* _INSTRUCTION_
Look through the data for the string "selection". Copy every line where it is found.

* _EXTRACTED RECORDS_
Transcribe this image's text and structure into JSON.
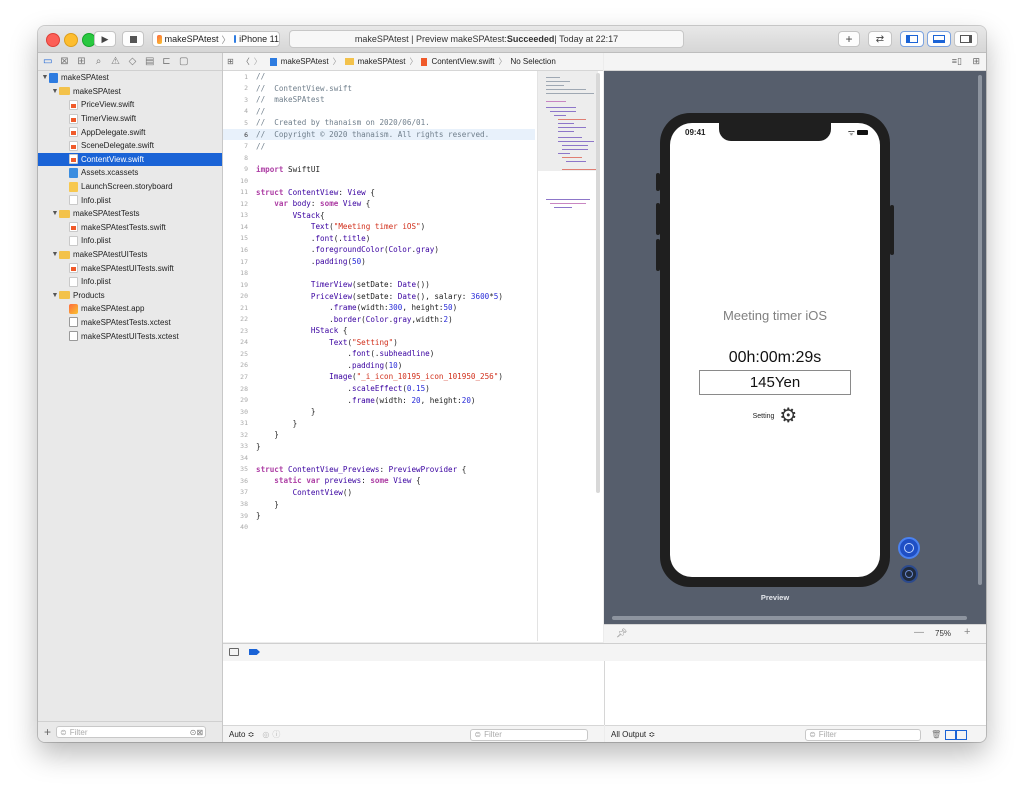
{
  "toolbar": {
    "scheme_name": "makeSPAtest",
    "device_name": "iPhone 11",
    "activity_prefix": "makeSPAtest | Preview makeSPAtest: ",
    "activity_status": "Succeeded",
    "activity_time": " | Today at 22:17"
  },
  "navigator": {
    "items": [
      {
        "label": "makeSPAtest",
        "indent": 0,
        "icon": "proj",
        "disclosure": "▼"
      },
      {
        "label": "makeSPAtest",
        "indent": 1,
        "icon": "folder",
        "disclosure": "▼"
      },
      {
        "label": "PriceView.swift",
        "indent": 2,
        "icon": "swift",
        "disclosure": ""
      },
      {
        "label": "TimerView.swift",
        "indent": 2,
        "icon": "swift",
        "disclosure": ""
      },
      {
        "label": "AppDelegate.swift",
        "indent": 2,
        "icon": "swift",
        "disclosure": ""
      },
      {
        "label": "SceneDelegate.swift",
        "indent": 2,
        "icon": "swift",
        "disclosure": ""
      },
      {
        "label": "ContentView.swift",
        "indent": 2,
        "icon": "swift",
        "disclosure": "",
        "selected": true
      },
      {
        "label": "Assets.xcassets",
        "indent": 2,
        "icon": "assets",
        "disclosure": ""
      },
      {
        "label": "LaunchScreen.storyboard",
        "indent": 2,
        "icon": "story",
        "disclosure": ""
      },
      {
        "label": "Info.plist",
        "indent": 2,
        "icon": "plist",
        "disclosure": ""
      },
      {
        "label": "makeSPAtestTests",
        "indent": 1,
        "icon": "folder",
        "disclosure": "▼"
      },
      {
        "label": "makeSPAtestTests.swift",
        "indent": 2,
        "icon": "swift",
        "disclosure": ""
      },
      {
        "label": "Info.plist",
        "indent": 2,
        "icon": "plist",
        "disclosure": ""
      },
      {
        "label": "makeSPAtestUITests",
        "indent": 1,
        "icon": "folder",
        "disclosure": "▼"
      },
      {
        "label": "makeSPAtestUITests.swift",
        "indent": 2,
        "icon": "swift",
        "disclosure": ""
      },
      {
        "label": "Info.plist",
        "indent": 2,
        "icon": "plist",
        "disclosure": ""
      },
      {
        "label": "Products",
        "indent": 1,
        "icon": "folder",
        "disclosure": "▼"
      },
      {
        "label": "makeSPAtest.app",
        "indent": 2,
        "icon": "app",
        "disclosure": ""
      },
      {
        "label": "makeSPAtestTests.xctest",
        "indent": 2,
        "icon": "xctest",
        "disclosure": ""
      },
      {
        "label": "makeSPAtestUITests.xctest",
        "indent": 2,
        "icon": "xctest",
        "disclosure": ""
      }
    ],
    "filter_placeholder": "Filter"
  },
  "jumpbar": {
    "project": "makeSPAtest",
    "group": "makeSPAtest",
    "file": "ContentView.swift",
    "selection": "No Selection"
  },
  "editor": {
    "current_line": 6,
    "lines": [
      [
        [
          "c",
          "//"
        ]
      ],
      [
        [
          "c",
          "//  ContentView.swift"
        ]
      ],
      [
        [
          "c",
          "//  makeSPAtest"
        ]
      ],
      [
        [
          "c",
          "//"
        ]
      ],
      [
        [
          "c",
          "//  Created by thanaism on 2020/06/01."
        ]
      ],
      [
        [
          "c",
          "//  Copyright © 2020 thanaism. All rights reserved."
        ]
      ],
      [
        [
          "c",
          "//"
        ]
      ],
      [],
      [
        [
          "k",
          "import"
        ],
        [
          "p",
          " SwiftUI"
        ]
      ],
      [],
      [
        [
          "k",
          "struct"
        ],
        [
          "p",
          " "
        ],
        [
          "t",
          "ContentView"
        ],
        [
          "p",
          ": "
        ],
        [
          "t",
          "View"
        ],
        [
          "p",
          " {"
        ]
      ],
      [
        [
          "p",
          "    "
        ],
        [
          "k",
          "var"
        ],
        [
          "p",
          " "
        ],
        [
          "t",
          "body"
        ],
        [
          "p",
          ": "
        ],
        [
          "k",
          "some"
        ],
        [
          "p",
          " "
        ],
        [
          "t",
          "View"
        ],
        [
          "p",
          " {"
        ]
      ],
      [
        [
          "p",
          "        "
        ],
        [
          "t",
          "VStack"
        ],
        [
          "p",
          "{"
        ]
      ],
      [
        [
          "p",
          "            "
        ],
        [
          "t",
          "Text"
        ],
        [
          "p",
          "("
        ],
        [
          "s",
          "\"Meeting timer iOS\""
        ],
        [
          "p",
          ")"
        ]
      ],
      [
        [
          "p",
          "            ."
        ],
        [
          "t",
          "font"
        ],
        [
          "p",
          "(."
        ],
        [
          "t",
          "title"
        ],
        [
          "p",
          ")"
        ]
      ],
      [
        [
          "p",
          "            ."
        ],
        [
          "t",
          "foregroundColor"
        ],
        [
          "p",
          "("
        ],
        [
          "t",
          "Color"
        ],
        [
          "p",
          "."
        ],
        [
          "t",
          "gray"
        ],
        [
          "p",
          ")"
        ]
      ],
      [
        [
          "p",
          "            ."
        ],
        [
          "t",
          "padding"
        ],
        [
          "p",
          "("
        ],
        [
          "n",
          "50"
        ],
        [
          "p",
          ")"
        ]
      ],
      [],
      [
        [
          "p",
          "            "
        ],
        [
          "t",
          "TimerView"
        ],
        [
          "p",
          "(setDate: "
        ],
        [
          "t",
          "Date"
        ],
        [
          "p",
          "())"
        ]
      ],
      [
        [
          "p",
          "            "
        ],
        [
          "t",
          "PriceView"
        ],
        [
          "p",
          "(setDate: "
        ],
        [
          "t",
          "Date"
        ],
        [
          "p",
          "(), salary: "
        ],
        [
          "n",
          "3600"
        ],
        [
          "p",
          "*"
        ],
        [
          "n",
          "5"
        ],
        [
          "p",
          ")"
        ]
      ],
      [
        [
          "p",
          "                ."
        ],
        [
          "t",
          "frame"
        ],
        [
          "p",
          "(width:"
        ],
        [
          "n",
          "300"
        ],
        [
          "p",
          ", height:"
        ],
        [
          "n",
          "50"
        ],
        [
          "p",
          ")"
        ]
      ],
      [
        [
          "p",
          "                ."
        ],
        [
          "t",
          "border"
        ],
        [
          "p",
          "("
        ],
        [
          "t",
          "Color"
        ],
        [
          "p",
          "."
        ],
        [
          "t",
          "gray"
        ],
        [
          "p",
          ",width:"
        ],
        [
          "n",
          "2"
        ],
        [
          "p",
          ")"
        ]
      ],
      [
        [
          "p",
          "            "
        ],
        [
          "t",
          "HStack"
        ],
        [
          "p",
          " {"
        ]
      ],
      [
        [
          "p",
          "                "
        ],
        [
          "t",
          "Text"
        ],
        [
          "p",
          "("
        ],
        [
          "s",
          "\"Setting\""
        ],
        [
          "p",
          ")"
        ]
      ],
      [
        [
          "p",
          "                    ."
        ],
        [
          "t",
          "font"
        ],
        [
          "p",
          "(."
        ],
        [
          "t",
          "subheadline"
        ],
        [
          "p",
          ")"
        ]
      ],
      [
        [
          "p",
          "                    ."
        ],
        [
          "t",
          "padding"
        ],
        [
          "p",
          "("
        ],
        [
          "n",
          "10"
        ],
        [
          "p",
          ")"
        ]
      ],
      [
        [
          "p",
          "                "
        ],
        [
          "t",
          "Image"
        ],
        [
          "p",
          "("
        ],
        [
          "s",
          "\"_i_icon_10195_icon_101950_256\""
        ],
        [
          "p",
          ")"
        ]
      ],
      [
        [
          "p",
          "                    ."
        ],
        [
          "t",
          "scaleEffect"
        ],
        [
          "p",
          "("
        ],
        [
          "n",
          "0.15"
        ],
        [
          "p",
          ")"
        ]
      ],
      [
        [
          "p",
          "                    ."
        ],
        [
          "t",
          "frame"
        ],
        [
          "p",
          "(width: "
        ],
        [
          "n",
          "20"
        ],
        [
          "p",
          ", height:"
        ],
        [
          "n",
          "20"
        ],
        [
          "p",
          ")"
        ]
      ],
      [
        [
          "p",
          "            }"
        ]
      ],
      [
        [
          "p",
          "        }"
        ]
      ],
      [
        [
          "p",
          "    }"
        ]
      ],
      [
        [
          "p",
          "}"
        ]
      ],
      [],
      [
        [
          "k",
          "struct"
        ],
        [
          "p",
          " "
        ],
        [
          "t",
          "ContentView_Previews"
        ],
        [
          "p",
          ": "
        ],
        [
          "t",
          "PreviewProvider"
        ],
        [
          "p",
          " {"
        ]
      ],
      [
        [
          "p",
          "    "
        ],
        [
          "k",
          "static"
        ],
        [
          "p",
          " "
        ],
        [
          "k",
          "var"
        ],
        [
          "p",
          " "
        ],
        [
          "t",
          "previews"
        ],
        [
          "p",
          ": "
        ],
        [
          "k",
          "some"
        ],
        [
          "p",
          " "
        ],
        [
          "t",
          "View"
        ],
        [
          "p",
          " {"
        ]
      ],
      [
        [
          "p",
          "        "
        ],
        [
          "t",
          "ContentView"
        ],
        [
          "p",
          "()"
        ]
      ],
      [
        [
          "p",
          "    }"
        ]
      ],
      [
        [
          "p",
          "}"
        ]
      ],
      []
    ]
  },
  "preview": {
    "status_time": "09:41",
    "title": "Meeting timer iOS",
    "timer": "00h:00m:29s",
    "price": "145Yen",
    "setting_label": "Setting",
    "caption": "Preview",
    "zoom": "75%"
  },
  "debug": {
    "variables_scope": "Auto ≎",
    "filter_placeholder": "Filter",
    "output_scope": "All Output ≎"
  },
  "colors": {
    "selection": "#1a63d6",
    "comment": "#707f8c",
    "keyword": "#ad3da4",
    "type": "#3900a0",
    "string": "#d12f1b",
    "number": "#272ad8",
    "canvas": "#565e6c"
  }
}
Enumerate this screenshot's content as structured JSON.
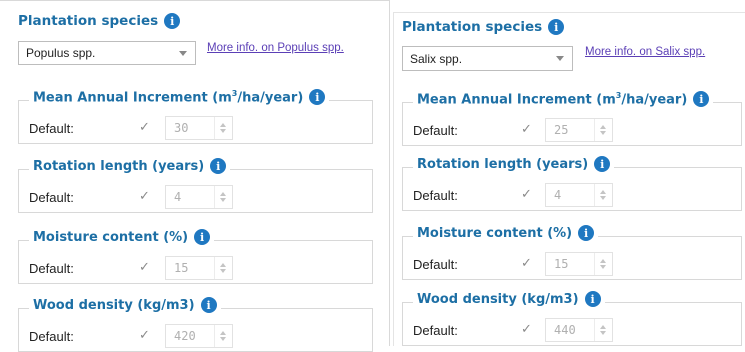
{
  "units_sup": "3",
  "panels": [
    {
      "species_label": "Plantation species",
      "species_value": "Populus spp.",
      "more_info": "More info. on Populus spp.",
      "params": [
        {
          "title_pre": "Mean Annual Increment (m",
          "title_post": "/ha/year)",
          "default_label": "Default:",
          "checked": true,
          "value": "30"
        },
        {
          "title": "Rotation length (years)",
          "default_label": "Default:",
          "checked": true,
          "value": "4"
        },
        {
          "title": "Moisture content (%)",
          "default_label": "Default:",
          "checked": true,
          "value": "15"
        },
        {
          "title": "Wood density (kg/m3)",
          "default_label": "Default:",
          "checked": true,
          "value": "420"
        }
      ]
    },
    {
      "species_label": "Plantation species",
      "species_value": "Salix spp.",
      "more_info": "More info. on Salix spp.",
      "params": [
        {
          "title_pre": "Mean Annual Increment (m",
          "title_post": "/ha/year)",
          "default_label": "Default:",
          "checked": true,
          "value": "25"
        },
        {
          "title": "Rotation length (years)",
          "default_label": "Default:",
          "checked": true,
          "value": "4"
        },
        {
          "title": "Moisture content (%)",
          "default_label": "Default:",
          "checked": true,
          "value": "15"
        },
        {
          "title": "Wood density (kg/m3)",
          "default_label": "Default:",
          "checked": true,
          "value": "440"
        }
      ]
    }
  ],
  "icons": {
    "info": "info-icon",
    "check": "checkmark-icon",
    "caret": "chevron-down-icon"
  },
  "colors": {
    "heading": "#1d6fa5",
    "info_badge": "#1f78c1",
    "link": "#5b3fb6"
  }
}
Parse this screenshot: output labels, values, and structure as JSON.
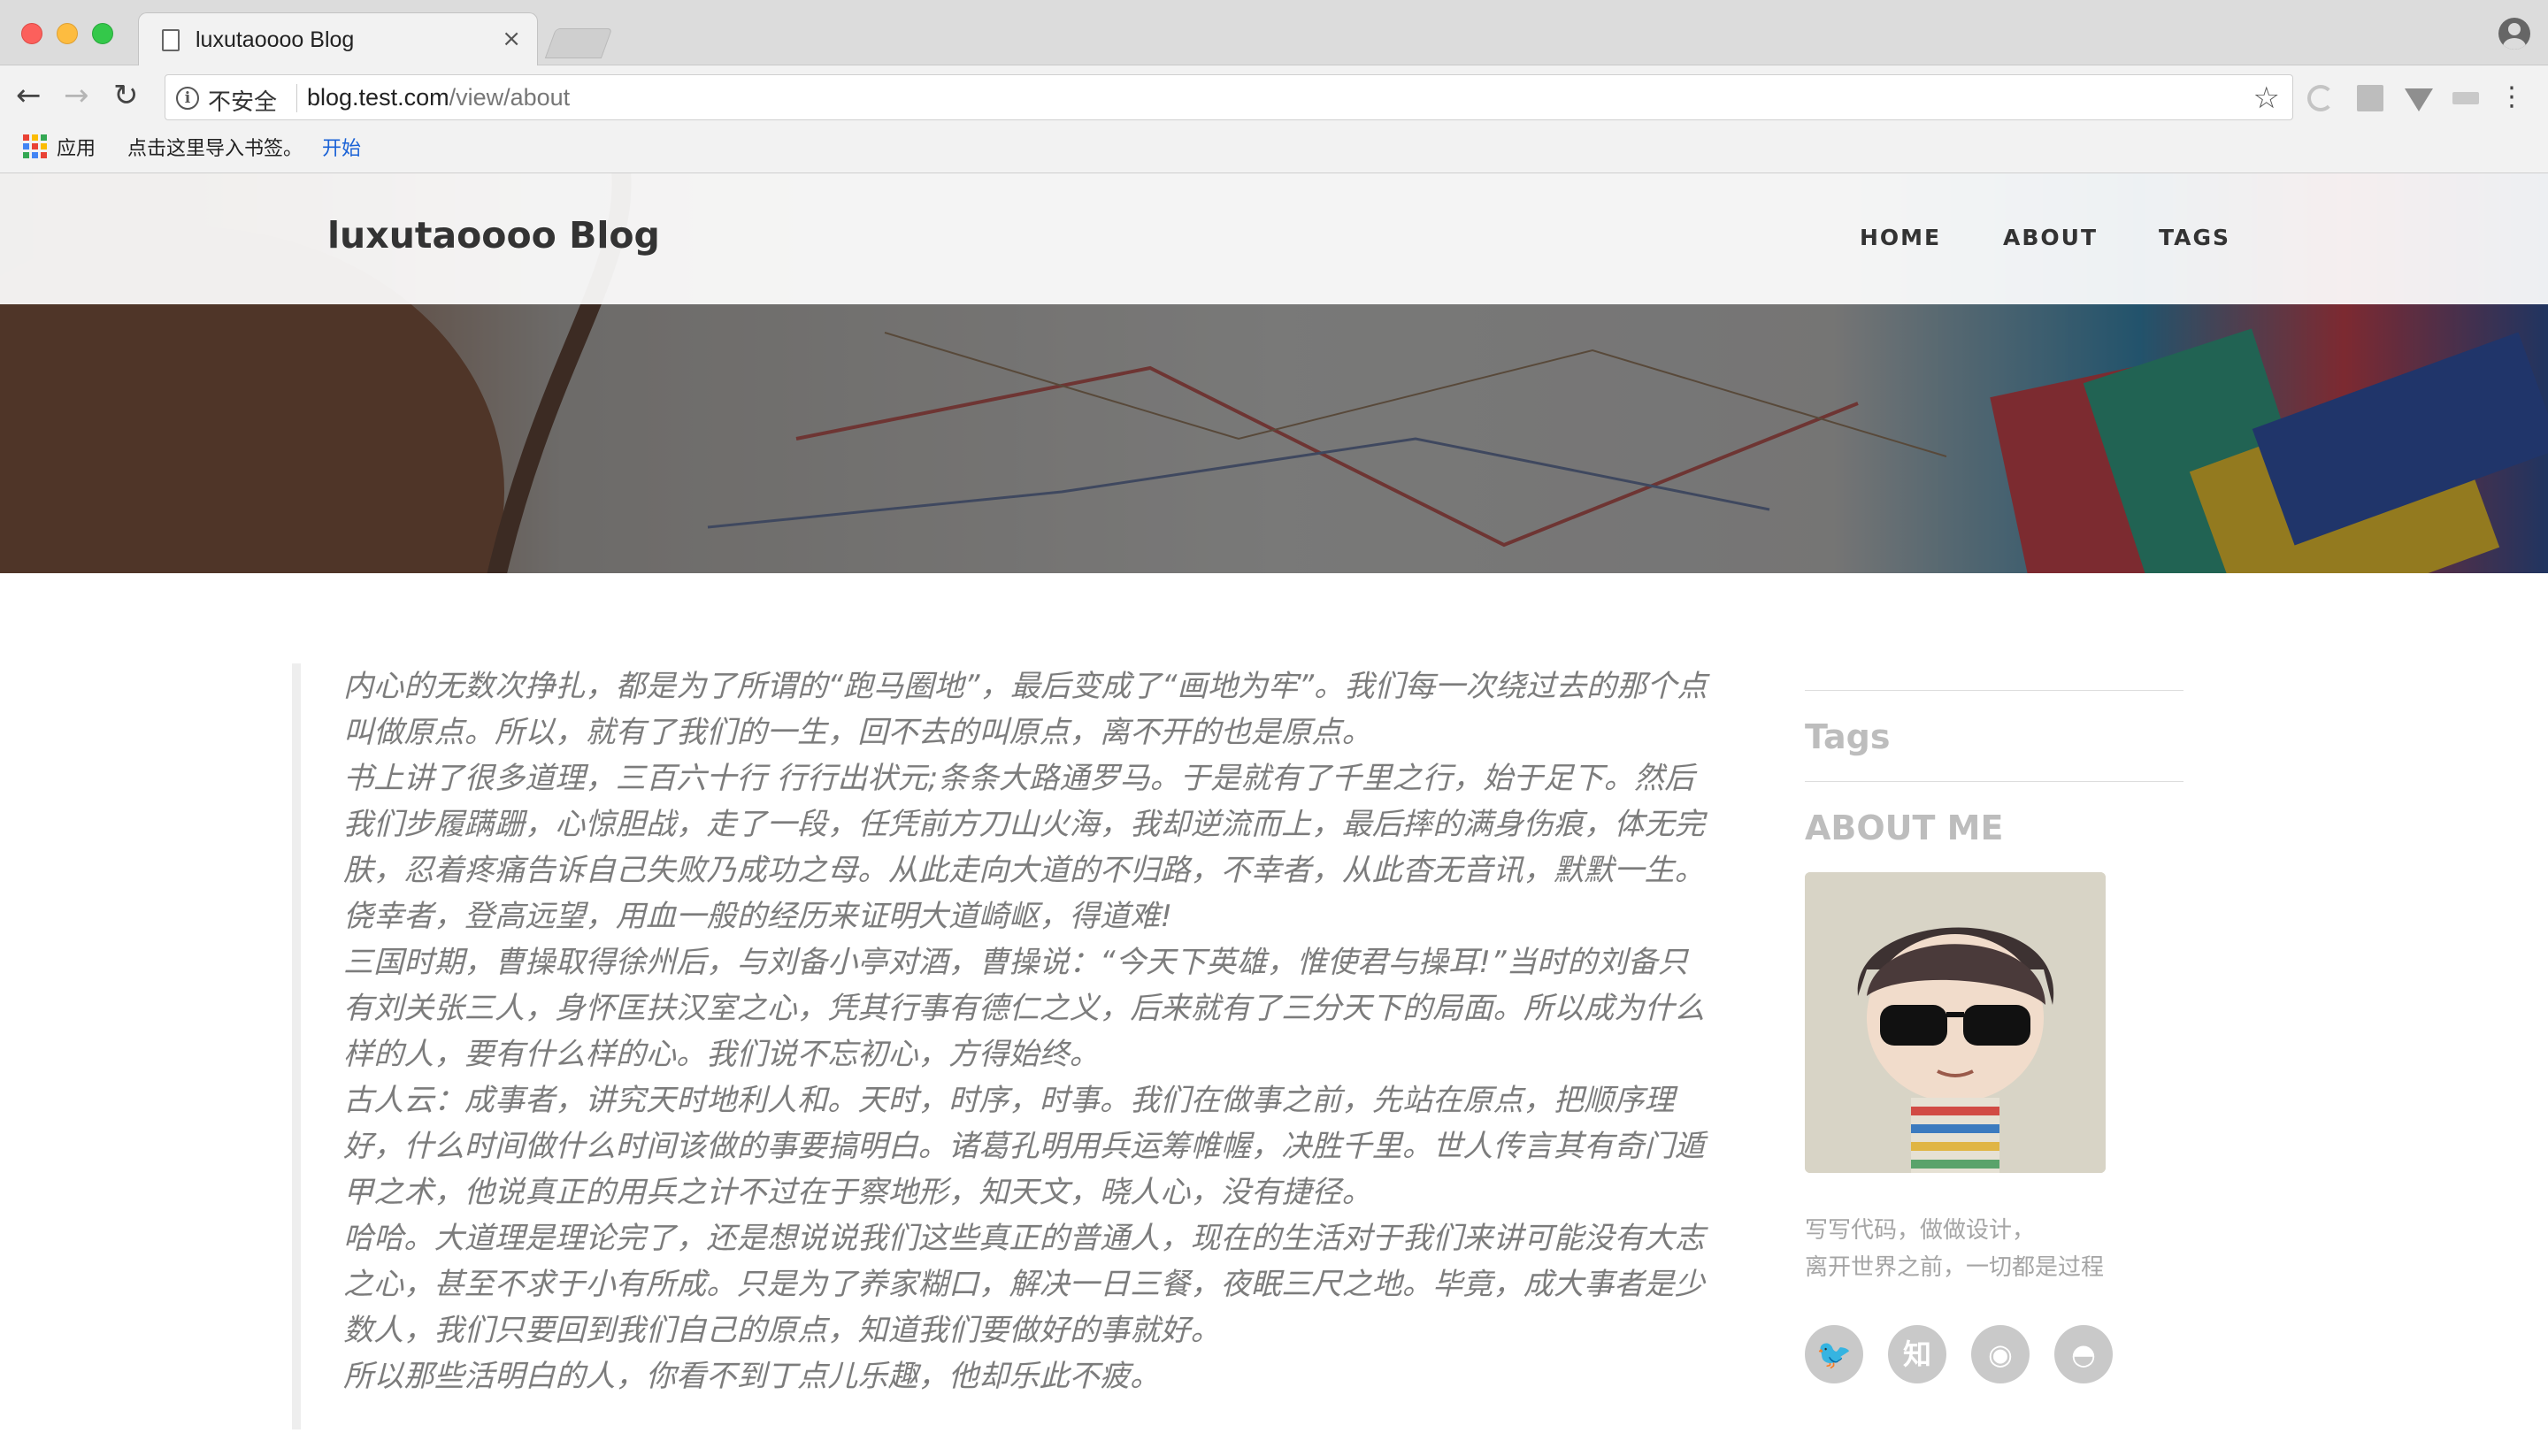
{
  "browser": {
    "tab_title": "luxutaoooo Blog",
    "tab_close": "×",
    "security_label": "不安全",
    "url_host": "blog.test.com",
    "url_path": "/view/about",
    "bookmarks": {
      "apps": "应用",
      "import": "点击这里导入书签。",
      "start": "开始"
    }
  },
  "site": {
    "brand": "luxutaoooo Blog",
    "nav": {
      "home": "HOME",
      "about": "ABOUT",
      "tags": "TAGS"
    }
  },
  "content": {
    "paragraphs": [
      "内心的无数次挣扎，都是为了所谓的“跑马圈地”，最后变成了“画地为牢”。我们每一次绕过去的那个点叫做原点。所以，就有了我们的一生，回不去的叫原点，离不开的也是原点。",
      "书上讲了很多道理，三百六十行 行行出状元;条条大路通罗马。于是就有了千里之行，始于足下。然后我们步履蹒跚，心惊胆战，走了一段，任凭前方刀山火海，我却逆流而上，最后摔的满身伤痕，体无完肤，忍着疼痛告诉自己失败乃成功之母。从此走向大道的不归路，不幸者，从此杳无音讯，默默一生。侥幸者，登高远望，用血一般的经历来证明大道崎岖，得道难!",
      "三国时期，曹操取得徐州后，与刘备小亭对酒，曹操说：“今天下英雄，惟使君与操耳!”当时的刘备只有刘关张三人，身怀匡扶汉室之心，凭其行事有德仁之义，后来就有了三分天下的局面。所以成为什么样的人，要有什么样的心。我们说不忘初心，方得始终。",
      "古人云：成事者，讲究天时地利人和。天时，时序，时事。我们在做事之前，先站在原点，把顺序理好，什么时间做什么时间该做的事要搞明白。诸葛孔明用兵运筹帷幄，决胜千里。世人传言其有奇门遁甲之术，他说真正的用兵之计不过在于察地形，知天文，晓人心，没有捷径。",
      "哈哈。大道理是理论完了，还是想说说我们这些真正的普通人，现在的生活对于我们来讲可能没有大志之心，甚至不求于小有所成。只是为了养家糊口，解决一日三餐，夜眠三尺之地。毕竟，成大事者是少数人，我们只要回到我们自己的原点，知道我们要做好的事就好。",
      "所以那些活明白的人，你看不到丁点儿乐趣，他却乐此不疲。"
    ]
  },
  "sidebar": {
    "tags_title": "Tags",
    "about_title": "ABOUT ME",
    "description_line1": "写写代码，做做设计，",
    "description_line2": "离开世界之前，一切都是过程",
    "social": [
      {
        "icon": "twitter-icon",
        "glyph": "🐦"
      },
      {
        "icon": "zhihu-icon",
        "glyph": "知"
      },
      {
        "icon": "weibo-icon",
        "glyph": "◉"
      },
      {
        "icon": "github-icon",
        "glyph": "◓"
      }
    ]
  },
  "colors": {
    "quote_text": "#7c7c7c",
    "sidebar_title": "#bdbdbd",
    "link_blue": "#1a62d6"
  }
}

* _SOLUTION TO THE EXERCISE_
    "selection": "No Selection"
    "selection": "#1a63d6",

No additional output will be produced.